**Set task**. Pull out each line of the records holding the string "Итого".
==== Stored data ====
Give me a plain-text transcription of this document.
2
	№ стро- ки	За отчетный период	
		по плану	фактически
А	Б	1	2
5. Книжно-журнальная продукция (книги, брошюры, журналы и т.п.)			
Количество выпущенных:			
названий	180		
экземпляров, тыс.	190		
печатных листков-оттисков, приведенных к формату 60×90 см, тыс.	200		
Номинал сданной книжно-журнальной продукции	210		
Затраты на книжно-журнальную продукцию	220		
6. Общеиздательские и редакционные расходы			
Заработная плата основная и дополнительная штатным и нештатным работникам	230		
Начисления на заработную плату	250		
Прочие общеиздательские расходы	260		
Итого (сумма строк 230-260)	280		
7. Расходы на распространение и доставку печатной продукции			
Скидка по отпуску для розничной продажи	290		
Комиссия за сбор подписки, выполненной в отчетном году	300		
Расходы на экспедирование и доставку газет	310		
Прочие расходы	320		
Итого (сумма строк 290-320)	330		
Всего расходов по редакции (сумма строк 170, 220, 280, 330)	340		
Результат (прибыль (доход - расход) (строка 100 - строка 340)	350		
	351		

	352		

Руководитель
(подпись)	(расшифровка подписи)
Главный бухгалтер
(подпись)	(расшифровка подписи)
====
**Task answer**.
Итого (сумма строк 230-260)	280		
Итого (сумма строк 290-320)	330		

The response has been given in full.